Stored records:
----
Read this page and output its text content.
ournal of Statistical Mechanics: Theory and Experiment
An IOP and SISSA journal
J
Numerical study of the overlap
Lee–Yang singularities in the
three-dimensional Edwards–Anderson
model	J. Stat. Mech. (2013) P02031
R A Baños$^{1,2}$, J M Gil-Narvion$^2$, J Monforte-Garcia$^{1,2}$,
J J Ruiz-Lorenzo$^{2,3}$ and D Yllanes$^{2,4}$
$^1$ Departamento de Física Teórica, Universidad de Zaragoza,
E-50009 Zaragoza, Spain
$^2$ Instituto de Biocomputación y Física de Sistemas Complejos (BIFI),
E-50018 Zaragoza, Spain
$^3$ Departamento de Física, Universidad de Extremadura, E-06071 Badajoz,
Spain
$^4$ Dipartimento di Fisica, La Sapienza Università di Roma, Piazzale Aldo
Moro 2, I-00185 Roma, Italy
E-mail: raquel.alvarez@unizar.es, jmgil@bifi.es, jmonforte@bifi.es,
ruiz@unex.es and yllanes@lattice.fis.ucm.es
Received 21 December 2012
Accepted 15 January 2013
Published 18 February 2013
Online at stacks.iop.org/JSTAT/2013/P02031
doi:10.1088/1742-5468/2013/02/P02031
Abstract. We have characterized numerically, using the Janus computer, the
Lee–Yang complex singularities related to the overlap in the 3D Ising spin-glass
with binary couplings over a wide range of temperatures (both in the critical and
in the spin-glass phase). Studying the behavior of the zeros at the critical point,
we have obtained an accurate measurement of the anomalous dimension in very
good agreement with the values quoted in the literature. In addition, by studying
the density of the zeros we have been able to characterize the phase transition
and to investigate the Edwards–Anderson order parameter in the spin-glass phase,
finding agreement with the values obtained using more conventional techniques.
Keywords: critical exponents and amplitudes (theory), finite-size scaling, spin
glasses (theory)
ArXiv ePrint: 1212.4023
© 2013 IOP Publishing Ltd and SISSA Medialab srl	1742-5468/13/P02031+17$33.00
----
Exercise details: Copy every line verbatim.

Solution below:
Read this page and output its text content.
ournal of Statistical Mechanics: Theory and Experiment
An IOP and SISSA journal
J
Numerical study of the overlap
Lee–Yang singularities in the
three-dimensional Edwards–Anderson
model	J. Stat. Mech. (2013) P02031
R A Baños$^{1,2}$, J M Gil-Narvion$^2$, J Monforte-Garcia$^{1,2}$,
J J Ruiz-Lorenzo$^{2,3}$ and D Yllanes$^{2,4}$
$^1$ Departamento de Física Teórica, Universidad de Zaragoza,
E-50009 Zaragoza, Spain
$^2$ Instituto de Biocomputación y Física de Sistemas Complejos (BIFI),
E-50018 Zaragoza, Spain
$^3$ Departamento de Física, Universidad de Extremadura, E-06071 Badajoz,
Spain
$^4$ Dipartimento di Fisica, La Sapienza Università di Roma, Piazzale Aldo
Moro 2, I-00185 Roma, Italy
E-mail: raquel.alvarez@unizar.es, jmgil@bifi.es, jmonforte@bifi.es,
ruiz@unex.es and yllanes@lattice.fis.ucm.es
Received 21 December 2012
Accepted 15 January 2013
Published 18 February 2013
Online at stacks.iop.org/JSTAT/2013/P02031
doi:10.1088/1742-5468/2013/02/P02031
Abstract. We have characterized numerically, using the Janus computer, the
Lee–Yang complex singularities related to the overlap in the 3D Ising spin-glass
with binary couplings over a wide range of temperatures (both in the critical and
in the spin-glass phase). Studying the behavior of the zeros at the critical point,
we have obtained an accurate measurement of the anomalous dimension in very
good agreement with the values quoted in the literature. In addition, by studying
the density of the zeros we have been able to characterize the phase transition
and to investigate the Edwards–Anderson order parameter in the spin-glass phase,
finding agreement with the values obtained using more conventional techniques.
Keywords: critical exponents and amplitudes (theory), finite-size scaling, spin
glasses (theory)
ArXiv ePrint: 1212.4023
© 2013 IOP Publishing Ltd and SISSA Medialab srl	1742-5468/13/P02031+17$33.00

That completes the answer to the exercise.